(Raw records)
◇ ◇ ◇ ◇ ◇ ◇ ◇
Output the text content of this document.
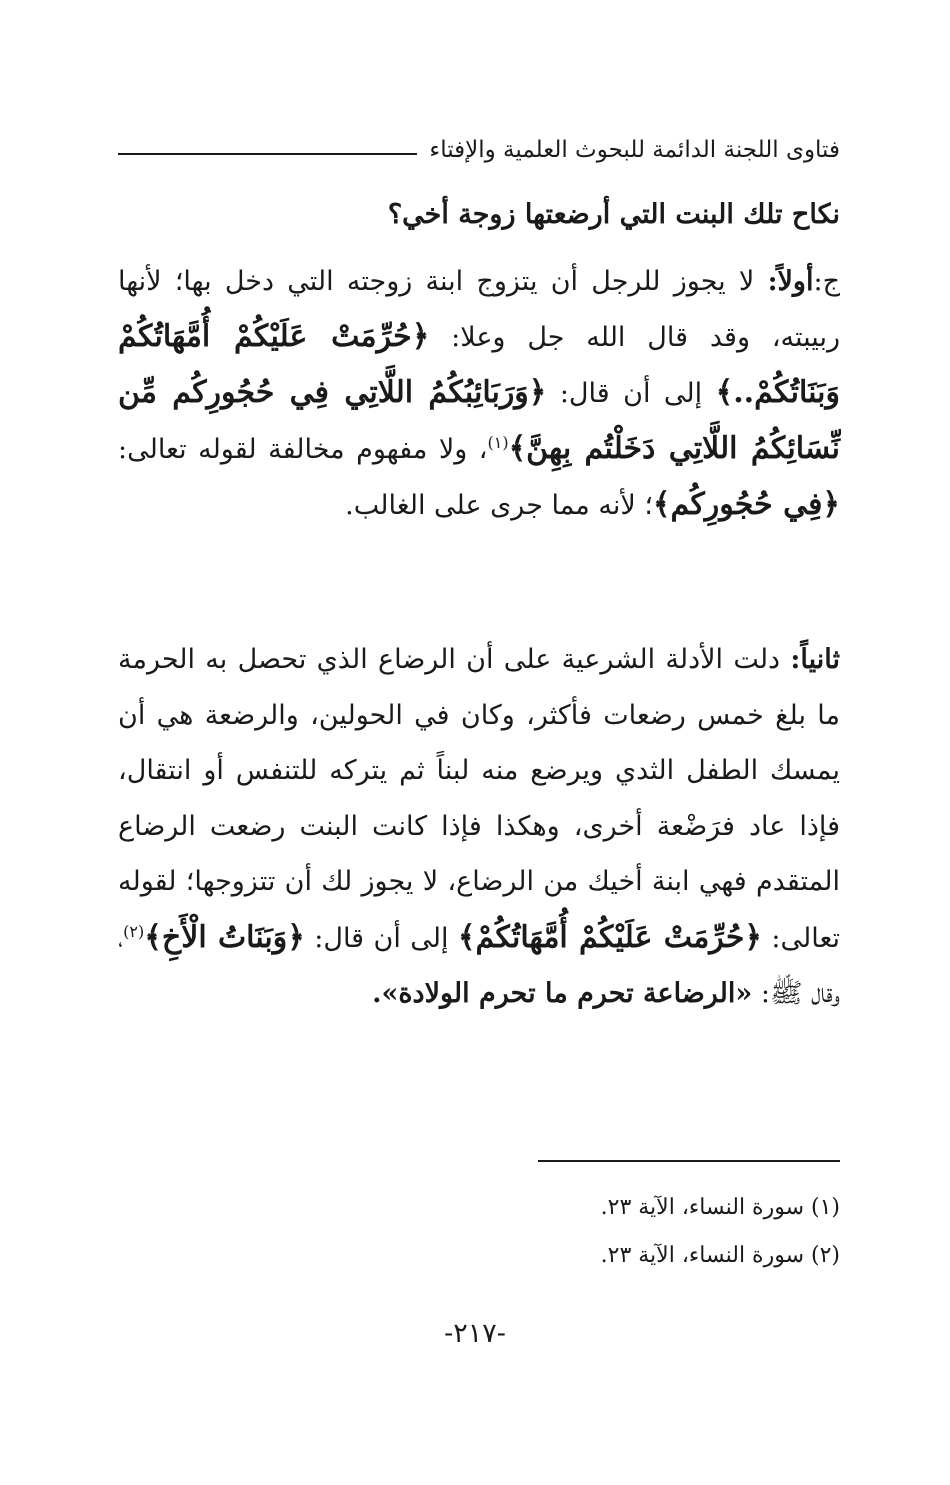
فتاوى اللجنة الدائمة للبحوث العلمية والإفتاء
نكاح تلك البنت التي أرضعتها زوجة أخي؟
ج:أولاً: لا يجوز للرجل أن يتزوج ابنة زوجته التي دخل بها؛ لأنها ربيبته، وقد قال الله جل وعلا: ﴿حُرِّمَتْ عَلَيْكُمْ أُمَّهَاتُكُمْ وَبَنَاتُكُمْ..﴾ إلى أن قال: ﴿وَرَبَائِبُكُمُ اللَّاتِي فِي حُجُورِكُم مِّن نِّسَائِكُمُ اللَّاتِي دَخَلْتُم بِهِنَّ﴾$^{(١)}$، ولا مفهوم مخالفة لقوله تعالى: ﴿فِي حُجُورِكُم﴾؛ لأنه مما جرى على الغالب.
ثانياً: دلت الأدلة الشرعية على أن الرضاع الذي تحصل به الحرمة ما بلغ خمس رضعات فأكثر، وكان في الحولين، والرضعة هي أن يمسك الطفل الثدي ويرضع منه لبناً ثم يتركه للتنفس أو انتقال، فإذا عاد فرَضْعة أخرى، وهكذا فإذا كانت البنت رضعت الرضاع المتقدم فهي ابنة أخيك من الرضاع، لا يجوز لك أن تتزوجها؛ لقوله تعالى: ﴿حُرِّمَتْ عَلَيْكُمْ أُمَّهَاتُكُمْ﴾ إلى أن قال: ﴿وَبَنَاتُ الْأَخِ﴾$^{(٢)}$، وقال ﷺ: «الرضاعة تحرم ما تحرم الولادة».
(١) سورة النساء، الآية ٢٣.
(٢) سورة النساء، الآية ٢٣.
-٢١٧-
◇ ◇ ◇ ◇ ◇ ◇ ◇
Leave out the pictures and transcribe the entries above exactly.

> _RESPONSE_:
Output the text content of this document.
فتاوى اللجنة الدائمة للبحوث العلمية والإفتاء
نكاح تلك البنت التي أرضعتها زوجة أخي؟
ج:أولاً: لا يجوز للرجل أن يتزوج ابنة زوجته التي دخل بها؛ لأنها ربيبته، وقد قال الله جل وعلا: ﴿حُرِّمَتْ عَلَيْكُمْ أُمَّهَاتُكُمْ وَبَنَاتُكُمْ..﴾ إلى أن قال: ﴿وَرَبَائِبُكُمُ اللَّاتِي فِي حُجُورِكُم مِّن نِّسَائِكُمُ اللَّاتِي دَخَلْتُم بِهِنَّ﴾$^{(١)}$، ولا مفهوم مخالفة لقوله تعالى: ﴿فِي حُجُورِكُم﴾؛ لأنه مما جرى على الغالب.
ثانياً: دلت الأدلة الشرعية على أن الرضاع الذي تحصل به الحرمة ما بلغ خمس رضعات فأكثر، وكان في الحولين، والرضعة هي أن يمسك الطفل الثدي ويرضع منه لبناً ثم يتركه للتنفس أو انتقال، فإذا عاد فرَضْعة أخرى، وهكذا فإذا كانت البنت رضعت الرضاع المتقدم فهي ابنة أخيك من الرضاع، لا يجوز لك أن تتزوجها؛ لقوله تعالى: ﴿حُرِّمَتْ عَلَيْكُمْ أُمَّهَاتُكُمْ﴾ إلى أن قال: ﴿وَبَنَاتُ الْأَخِ﴾$^{(٢)}$، وقال ﷺ: «الرضاعة تحرم ما تحرم الولادة».
(١) سورة النساء، الآية ٢٣.
(٢) سورة النساء، الآية ٢٣.
-٢١٧-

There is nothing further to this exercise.